=== Given problem ===
Copy out each line exactly; pictures stay out of the copy.

=== Dataset ===
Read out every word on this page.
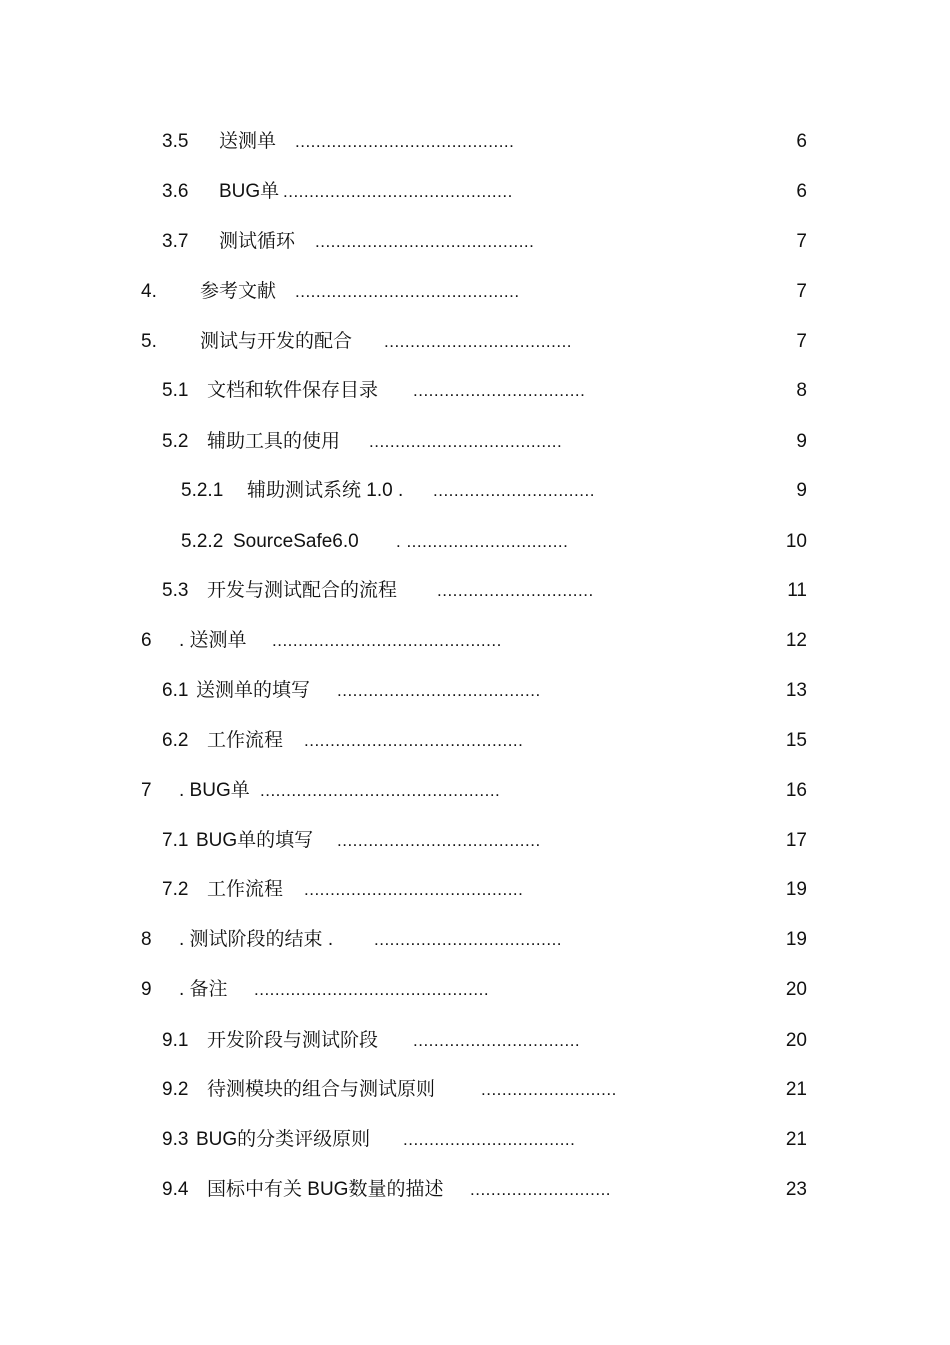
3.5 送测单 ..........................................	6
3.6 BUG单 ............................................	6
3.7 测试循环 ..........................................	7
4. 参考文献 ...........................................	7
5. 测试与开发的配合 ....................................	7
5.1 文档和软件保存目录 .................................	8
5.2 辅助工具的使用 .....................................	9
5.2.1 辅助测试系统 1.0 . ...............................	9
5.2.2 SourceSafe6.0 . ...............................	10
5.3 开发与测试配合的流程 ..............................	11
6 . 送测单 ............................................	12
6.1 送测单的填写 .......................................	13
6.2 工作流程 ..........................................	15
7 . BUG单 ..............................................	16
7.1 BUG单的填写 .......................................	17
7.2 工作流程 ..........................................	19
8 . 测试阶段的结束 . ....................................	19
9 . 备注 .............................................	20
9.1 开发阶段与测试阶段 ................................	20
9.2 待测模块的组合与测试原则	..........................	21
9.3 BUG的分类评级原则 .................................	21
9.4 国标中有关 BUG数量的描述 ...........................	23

=== Solution for this problem ===
Read out every word on this page.
3.5 送测单 ..........................................	6
3.6 BUG单 ............................................	6
3.7 测试循环 ..........................................	7
4. 参考文献 ...........................................	7
5. 测试与开发的配合 ....................................	7
5.1 文档和软件保存目录 .................................	8
5.2 辅助工具的使用 .....................................	9
5.2.1 辅助测试系统 1.0 . ...............................	9
5.2.2 SourceSafe6.0 . ...............................	10
5.3 开发与测试配合的流程 ..............................	11
6 . 送测单 ............................................	12
6.1 送测单的填写 .......................................	13
6.2 工作流程 ..........................................	15
7 . BUG单 ..............................................	16
7.1 BUG单的填写 .......................................	17
7.2 工作流程 ..........................................	19
8 . 测试阶段的结束 . ....................................	19
9 . 备注 .............................................	20
9.1 开发阶段与测试阶段 ................................	20
9.2 待测模块的组合与测试原则	..........................	21
9.3 BUG的分类评级原则 .................................	21
9.4 国标中有关 BUG数量的描述 ...........................	23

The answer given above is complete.